[EXCERPTED PASSAGE]:
▬▬▬▬▬▬▬▬▬▬

It’s funny that the poster for Ted 2 features the title character with his back to the camera and his hands suggestively poised near his crotch above the tagline “Ted is coming, again” because the whole movie revolves around the fact that Ted can’t come, not even once. Ted doesn’t have any genitals or a reproductive system, so he can’t have a baby with his wife. His search for a sperm donor eventually spills into the legal system, where a court case will decide a surprisingly complex question: Is Ted a person?

During the closing arguments of his case, Ted’s attorney says that personhood can be measured by several characteristics, including self-awareness and “a capacity for empathy.” It’s in that last key point where Ted — and Ted 2 — comes up short, by couching the journey of an obnoxious misanthrope as a plucky underdog story. Ted mocks every minority, ethnicity, and sexual orientation under the sun, then gets upset when his own rights are stomped on. (Come to think of it, maybe he doesn’t have any self-awareness, either.)

The problem with Ted 2, the very R-rated sequel to the very R-rated comedy hit from co-writer/director/voice actor Seth MacFarlane isn’t so much the content of its edgy humor as its tenor. It’s one thing to make a funny movie about a loathsome jerk. (Think, for example, of the hilarious and cynical Bad Santa.) It’s another thing to make a funny movie that treats a loathsome jerk like a “good guy”; that sympathizes with him and encourages the audience to sympathize with him as well, even as he refuses to feel an ounce of concern for anyone around him. Ted’s jokes aren’t nearly as objectionable as the idea that we should like him for making them. In the parlance of this movie, don’t pour gallons of semen on me and tell me it’s raining.

▬▬▬▬▬▬▬▬▬▬

[SUPPLIED INFORMATION]:
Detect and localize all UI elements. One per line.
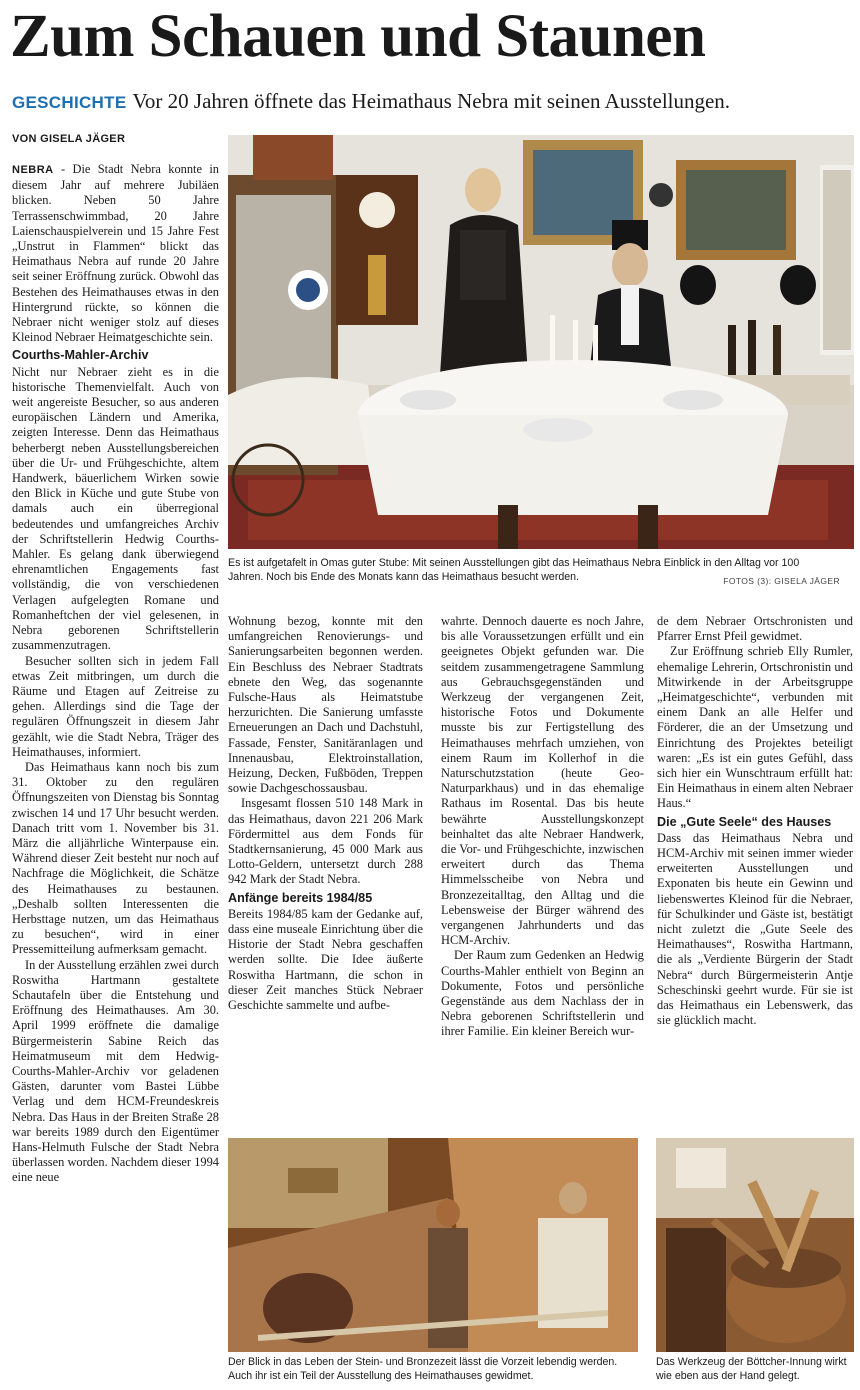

▬▬▬▬▬▬▬▬▬▬

[GOAL]:
Echo the Ted 2 review back in full, word for word. The listing is not needed here.

[COMPLETED EXERCISE]:
It’s funny that the poster for Ted 2 features the title character with his back to the camera and his hands suggestively poised near his crotch above the tagline “Ted is coming, again” because the whole movie revolves around the fact that Ted can’t come, not even once. Ted doesn’t have any genitals or a reproductive system, so he can’t have a baby with his wife. His search for a sperm donor eventually spills into the legal system, where a court case will decide a surprisingly complex question: Is Ted a person?

During the closing arguments of his case, Ted’s attorney says that personhood can be measured by several characteristics, including self-awareness and “a capacity for empathy.” It’s in that last key point where Ted — and Ted 2 — comes up short, by couching the journey of an obnoxious misanthrope as a plucky underdog story. Ted mocks every minority, ethnicity, and sexual orientation under the sun, then gets upset when his own rights are stomped on. (Come to think of it, maybe he doesn’t have any self-awareness, either.)

The problem with Ted 2, the very R-rated sequel to the very R-rated comedy hit from co-writer/director/voice actor Seth MacFarlane isn’t so much the content of its edgy humor as its tenor. It’s one thing to make a funny movie about a loathsome jerk. (Think, for example, of the hilarious and cynical Bad Santa.) It’s another thing to make a funny movie that treats a loathsome jerk like a “good guy”; that sympathizes with him and encourages the audience to sympathize with him as well, even as he refuses to feel an ounce of concern for anyone around him. Ted’s jokes aren’t nearly as objectionable as the idea that we should like him for making them. In the parlance of this movie, don’t pour gallons of semen on me and tell me it’s raining.